▶ _Provided data_:
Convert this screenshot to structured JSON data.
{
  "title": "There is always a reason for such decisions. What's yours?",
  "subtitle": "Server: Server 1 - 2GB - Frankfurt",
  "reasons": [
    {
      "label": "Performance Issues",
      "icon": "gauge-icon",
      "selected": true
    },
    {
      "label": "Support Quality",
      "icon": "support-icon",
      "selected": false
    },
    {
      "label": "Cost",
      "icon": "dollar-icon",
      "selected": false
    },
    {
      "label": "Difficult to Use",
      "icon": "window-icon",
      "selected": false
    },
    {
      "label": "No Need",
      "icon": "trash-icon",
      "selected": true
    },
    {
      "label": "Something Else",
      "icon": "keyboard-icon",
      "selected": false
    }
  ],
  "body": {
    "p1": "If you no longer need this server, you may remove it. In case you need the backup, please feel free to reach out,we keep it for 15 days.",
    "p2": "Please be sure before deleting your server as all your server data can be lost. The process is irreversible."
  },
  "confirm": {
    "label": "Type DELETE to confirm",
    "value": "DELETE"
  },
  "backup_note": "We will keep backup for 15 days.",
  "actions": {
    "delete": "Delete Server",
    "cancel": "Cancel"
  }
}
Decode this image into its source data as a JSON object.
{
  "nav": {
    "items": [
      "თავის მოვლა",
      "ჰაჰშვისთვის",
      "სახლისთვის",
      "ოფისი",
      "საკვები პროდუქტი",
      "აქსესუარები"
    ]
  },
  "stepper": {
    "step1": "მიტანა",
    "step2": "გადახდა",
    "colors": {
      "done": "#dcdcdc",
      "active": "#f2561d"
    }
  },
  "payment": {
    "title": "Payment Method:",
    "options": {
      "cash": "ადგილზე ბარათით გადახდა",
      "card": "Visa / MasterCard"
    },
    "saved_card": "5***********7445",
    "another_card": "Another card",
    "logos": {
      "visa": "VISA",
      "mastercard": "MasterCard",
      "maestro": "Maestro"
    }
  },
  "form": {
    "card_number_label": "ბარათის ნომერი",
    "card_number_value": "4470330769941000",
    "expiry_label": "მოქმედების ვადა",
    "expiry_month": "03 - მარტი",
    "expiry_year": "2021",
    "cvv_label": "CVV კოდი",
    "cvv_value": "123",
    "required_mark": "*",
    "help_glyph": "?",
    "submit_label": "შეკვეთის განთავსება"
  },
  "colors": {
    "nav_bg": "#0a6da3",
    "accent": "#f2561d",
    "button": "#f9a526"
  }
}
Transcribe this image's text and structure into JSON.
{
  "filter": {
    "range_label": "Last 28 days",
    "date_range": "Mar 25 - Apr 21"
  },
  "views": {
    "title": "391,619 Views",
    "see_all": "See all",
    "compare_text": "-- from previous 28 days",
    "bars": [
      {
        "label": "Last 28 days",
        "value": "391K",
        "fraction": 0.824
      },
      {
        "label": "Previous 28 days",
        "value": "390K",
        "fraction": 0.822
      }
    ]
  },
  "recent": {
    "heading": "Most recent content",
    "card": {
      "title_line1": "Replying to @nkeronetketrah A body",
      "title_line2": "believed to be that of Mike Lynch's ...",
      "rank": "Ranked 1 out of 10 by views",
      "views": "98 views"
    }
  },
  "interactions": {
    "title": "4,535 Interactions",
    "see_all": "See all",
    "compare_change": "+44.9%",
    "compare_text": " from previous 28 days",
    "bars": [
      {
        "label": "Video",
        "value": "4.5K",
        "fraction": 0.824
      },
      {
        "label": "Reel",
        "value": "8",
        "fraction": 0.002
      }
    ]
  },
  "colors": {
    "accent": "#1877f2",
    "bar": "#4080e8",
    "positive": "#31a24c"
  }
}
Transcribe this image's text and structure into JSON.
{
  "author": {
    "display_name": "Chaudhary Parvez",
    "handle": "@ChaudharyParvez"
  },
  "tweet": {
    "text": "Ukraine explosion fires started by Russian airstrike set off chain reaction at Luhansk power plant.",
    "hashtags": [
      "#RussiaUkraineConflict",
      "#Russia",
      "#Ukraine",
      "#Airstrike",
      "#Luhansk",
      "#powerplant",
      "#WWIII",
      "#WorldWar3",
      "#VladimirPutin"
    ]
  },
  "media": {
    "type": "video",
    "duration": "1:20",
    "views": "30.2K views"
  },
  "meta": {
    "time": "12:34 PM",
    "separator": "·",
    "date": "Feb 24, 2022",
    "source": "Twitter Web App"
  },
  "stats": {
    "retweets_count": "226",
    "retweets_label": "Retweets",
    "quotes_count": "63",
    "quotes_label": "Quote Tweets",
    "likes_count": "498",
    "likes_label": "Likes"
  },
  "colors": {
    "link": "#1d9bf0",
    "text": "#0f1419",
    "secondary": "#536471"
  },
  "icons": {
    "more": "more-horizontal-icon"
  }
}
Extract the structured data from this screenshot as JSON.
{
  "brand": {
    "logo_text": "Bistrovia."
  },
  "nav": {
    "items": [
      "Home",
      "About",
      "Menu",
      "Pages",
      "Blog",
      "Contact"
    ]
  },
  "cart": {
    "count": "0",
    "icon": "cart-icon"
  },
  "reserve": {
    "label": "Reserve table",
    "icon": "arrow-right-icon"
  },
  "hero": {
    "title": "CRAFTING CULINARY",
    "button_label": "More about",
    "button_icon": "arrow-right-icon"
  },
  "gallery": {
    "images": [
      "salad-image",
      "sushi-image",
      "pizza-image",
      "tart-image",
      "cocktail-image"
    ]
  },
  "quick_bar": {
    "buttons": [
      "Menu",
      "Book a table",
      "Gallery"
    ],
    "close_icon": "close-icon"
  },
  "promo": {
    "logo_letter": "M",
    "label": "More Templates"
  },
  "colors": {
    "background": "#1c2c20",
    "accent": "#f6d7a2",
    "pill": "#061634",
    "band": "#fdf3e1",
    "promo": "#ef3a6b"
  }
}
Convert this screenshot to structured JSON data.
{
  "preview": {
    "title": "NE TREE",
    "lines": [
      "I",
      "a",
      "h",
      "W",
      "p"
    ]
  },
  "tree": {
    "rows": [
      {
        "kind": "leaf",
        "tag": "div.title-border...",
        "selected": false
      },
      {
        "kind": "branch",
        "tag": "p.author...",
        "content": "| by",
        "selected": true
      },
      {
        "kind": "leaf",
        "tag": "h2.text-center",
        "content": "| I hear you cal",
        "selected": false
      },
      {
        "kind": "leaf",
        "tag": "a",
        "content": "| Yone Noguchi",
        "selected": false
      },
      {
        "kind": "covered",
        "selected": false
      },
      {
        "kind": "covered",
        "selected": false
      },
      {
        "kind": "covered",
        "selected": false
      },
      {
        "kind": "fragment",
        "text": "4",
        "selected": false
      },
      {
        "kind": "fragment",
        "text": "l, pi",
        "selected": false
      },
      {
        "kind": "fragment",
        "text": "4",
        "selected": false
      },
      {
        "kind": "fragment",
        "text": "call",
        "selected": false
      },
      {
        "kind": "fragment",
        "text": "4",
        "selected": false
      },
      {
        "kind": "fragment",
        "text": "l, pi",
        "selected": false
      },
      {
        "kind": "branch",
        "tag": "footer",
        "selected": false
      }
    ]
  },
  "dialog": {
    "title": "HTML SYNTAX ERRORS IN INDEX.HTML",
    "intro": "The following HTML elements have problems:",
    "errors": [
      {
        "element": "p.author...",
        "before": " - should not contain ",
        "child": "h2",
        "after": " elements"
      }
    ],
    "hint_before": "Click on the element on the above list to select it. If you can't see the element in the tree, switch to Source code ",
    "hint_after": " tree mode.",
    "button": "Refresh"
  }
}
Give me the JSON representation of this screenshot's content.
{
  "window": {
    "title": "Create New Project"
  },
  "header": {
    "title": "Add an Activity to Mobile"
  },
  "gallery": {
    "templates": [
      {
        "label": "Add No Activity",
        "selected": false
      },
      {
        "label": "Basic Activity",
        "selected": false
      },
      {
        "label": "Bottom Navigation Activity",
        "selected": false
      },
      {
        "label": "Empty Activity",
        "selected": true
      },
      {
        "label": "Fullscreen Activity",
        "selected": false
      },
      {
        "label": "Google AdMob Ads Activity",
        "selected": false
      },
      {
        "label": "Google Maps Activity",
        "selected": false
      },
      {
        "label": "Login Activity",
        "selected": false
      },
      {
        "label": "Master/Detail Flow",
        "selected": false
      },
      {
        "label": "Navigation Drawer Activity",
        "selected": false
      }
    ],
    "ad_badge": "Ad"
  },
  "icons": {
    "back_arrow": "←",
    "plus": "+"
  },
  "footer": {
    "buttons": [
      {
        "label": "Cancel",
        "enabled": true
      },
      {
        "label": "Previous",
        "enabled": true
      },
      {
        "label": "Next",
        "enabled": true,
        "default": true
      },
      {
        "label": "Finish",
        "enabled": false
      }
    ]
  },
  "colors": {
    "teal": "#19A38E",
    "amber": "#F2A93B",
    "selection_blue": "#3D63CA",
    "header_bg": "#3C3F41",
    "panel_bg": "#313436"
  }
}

▶ _Do this_:
Gather every line from the entries above where the word "screenshot" appears, and copy them.

▶ _Exercise solution_:
Convert this screenshot to structured JSON data.
Extract the structured data from this screenshot as JSON.
Convert this screenshot to structured JSON data.
Give me the JSON representation of this screenshot's content.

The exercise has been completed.